start Information given

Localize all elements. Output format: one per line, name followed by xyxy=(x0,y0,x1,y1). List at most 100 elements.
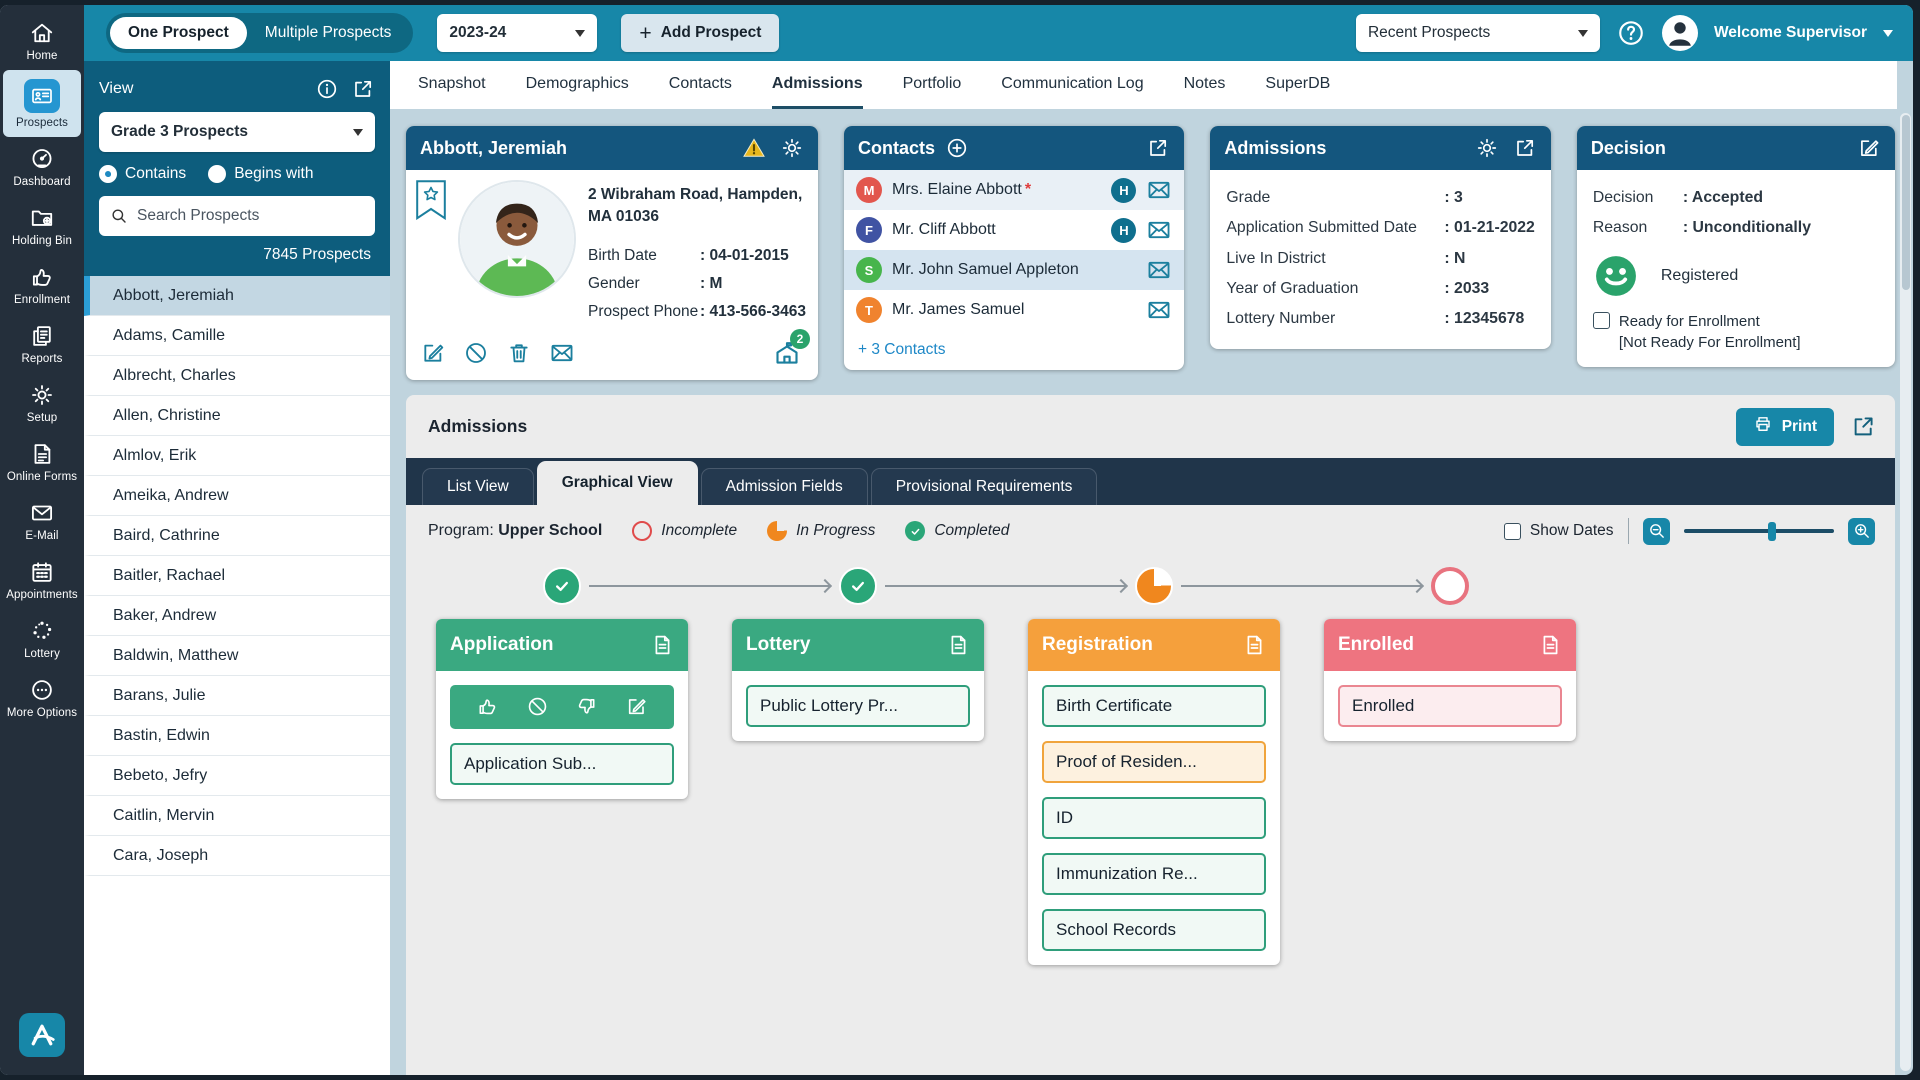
school-icon[interactable]: 2 xyxy=(772,328,810,368)
zoom-out-button[interactable] xyxy=(1643,517,1670,545)
more-contacts-link[interactable]: + 3 Contacts xyxy=(858,341,946,358)
tab-list-view[interactable]: List View xyxy=(422,467,534,505)
tab-notes[interactable]: Notes xyxy=(1183,74,1226,92)
delete-icon[interactable] xyxy=(506,340,532,366)
scrollbar-thumb[interactable] xyxy=(1901,115,1910,290)
sidebar-item-dashboard[interactable]: Dashboard xyxy=(3,137,81,196)
requirement-item-id[interactable]: ID xyxy=(1042,796,1266,839)
pipeline-node-lottery[interactable] xyxy=(839,566,877,605)
sidebar-item-holding-bin[interactable]: Holding Bin xyxy=(3,196,81,255)
view-select[interactable]: Grade 3 Prospects xyxy=(99,112,375,152)
tab-demographics[interactable]: Demographics xyxy=(525,74,629,92)
sidebar-item-enrollment[interactable]: Enrollment xyxy=(3,255,81,314)
scrollbar[interactable] xyxy=(1900,113,1911,1071)
edit-icon[interactable] xyxy=(420,340,446,366)
ready-for-enrollment-checkbox[interactable]: Ready for Enrollment [Not Ready For Enro… xyxy=(1592,311,1879,353)
tab-communication-log[interactable]: Communication Log xyxy=(1001,74,1144,92)
envelope-icon[interactable] xyxy=(1146,177,1172,203)
sidebar-item-home[interactable]: Home xyxy=(3,11,81,70)
sidebar-item-more-options[interactable]: More Options xyxy=(3,668,81,727)
gear-icon[interactable] xyxy=(1475,136,1499,160)
alert-icon[interactable] xyxy=(742,136,766,160)
show-dates-checkbox[interactable]: Show Dates xyxy=(1503,522,1614,541)
requirement-item-school-records[interactable]: School Records xyxy=(1042,908,1266,951)
tab-graphical-view[interactable]: Graphical View xyxy=(536,460,698,505)
one-prospect-toggle[interactable]: One Prospect xyxy=(110,17,247,49)
begins-with-radio[interactable]: Begins with xyxy=(208,165,313,183)
gear-icon[interactable] xyxy=(780,136,804,160)
prospect-list-item[interactable]: Cara, Joseph xyxy=(84,836,390,876)
school-year-select[interactable]: 2023-24 xyxy=(437,14,598,52)
recent-prospects-select[interactable]: Recent Prospects xyxy=(1355,14,1600,52)
print-button[interactable]: Print xyxy=(1735,407,1834,446)
sidebar-item-e-mail[interactable]: E-Mail xyxy=(3,491,81,550)
prospect-list-item[interactable]: Caitlin, Mervin xyxy=(84,796,390,836)
search-input[interactable] xyxy=(137,207,365,225)
envelope-icon[interactable] xyxy=(1146,217,1172,243)
user-menu-chevron-icon[interactable] xyxy=(1883,29,1893,37)
external-link-icon[interactable] xyxy=(1513,136,1537,160)
file-text-icon[interactable] xyxy=(1242,633,1266,657)
tab-snapshot[interactable]: Snapshot xyxy=(418,74,486,92)
tab-provisional-requirements[interactable]: Provisional Requirements xyxy=(870,467,1098,505)
tab-admissions[interactable]: Admissions xyxy=(771,61,863,109)
sidebar-item-appointments[interactable]: Appointments xyxy=(3,550,81,609)
requirement-item-birth-certificate[interactable]: Birth Certificate xyxy=(1042,684,1266,727)
envelope-icon[interactable] xyxy=(1146,257,1172,283)
file-text-icon[interactable] xyxy=(946,633,970,657)
contact-row[interactable]: F Mr. Cliff Abbott H xyxy=(844,210,1184,250)
external-link-icon[interactable] xyxy=(1850,413,1877,440)
contact-row[interactable]: S Mr. John Samuel Appleton xyxy=(844,250,1185,290)
envelope-icon[interactable] xyxy=(1146,297,1172,323)
tab-superdb[interactable]: SuperDB xyxy=(1265,74,1331,92)
info-icon[interactable] xyxy=(315,77,339,101)
sidebar-item-lottery[interactable]: Lottery xyxy=(3,609,81,668)
contact-row[interactable]: M Mrs. Elaine Abbott * H xyxy=(844,170,1185,210)
pipeline-node-registration[interactable] xyxy=(1135,566,1173,605)
requirement-item-public-lottery-pr[interactable]: Public Lottery Pr... xyxy=(746,684,970,727)
sidebar-item-online-forms[interactable]: Online Forms xyxy=(3,432,81,491)
prospect-list-item[interactable]: Baker, Andrew xyxy=(84,596,390,636)
prospect-list-item[interactable]: Almlov, Erik xyxy=(84,436,390,476)
tab-contacts[interactable]: Contacts xyxy=(668,74,732,92)
prospect-list-item[interactable]: Adams, Camille xyxy=(84,316,390,356)
zoom-in-button[interactable] xyxy=(1848,517,1875,545)
prospect-list-item[interactable]: Abbott, Jeremiah xyxy=(84,276,390,316)
prospect-list-item[interactable]: Ameika, Andrew xyxy=(84,476,390,516)
prospect-list-item[interactable]: Baird, Cathrine xyxy=(84,516,390,556)
add-prospect-button[interactable]: + Add Prospect xyxy=(621,14,780,52)
multiple-prospects-toggle[interactable]: Multiple Prospects xyxy=(247,17,410,49)
requirement-item-proof-of-residen[interactable]: Proof of Residen... xyxy=(1042,740,1266,783)
prospect-list-item[interactable]: Bebeto, Jefry xyxy=(84,756,390,796)
prospect-list-item[interactable]: Baldwin, Matthew xyxy=(84,636,390,676)
requirement-item-enrolled[interactable]: Enrolled xyxy=(1338,684,1562,727)
external-link-icon[interactable] xyxy=(351,77,375,101)
zoom-slider[interactable] xyxy=(1684,521,1834,541)
block-icon[interactable] xyxy=(526,695,549,718)
tab-admission-fields[interactable]: Admission Fields xyxy=(700,467,868,505)
prospect-list-item[interactable]: Albrecht, Charles xyxy=(84,356,390,396)
block-icon[interactable] xyxy=(463,340,489,366)
prospect-list-item[interactable]: Bastin, Edwin xyxy=(84,716,390,756)
bookmark-star-icon[interactable] xyxy=(416,180,446,221)
tab-portfolio[interactable]: Portfolio xyxy=(902,74,962,92)
thumbs-down-icon[interactable] xyxy=(575,695,598,718)
prospect-list-item[interactable]: Barans, Julie xyxy=(84,676,390,716)
sidebar-item-reports[interactable]: Reports xyxy=(3,314,81,373)
slider-thumb[interactable] xyxy=(1768,521,1776,541)
envelope-icon[interactable] xyxy=(549,340,575,366)
edit-icon[interactable] xyxy=(625,695,648,718)
edit-icon[interactable] xyxy=(1857,136,1881,160)
user-avatar[interactable] xyxy=(1661,15,1698,51)
help-icon[interactable] xyxy=(1616,18,1646,48)
prospect-list-item[interactable]: Baitler, Rachael xyxy=(84,556,390,596)
requirement-item-immunization-re[interactable]: Immunization Re... xyxy=(1042,852,1266,895)
thumbs-up-icon[interactable] xyxy=(476,695,499,718)
file-text-icon[interactable] xyxy=(1538,633,1562,657)
contains-radio[interactable]: Contains xyxy=(99,165,186,183)
sidebar-item-setup[interactable]: Setup xyxy=(3,373,81,432)
pipeline-node-application[interactable] xyxy=(543,566,581,605)
sidebar-item-prospects[interactable]: Prospects xyxy=(3,70,81,137)
app-logo[interactable] xyxy=(19,1013,65,1057)
file-text-icon[interactable] xyxy=(650,633,674,657)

end Information given

**Given request**
Which lines in the entries above contain the word "Abbott"? Return each of them in full.

**The solution**
contact-row[interactable]: F Mr. Cliff Abbott H xyxy=(844,210,1184,250)
contact-row[interactable]: M Mrs. Elaine Abbott * H xyxy=(844,170,1185,210)
prospect-list-item[interactable]: Abbott, Jeremiah xyxy=(84,276,390,316)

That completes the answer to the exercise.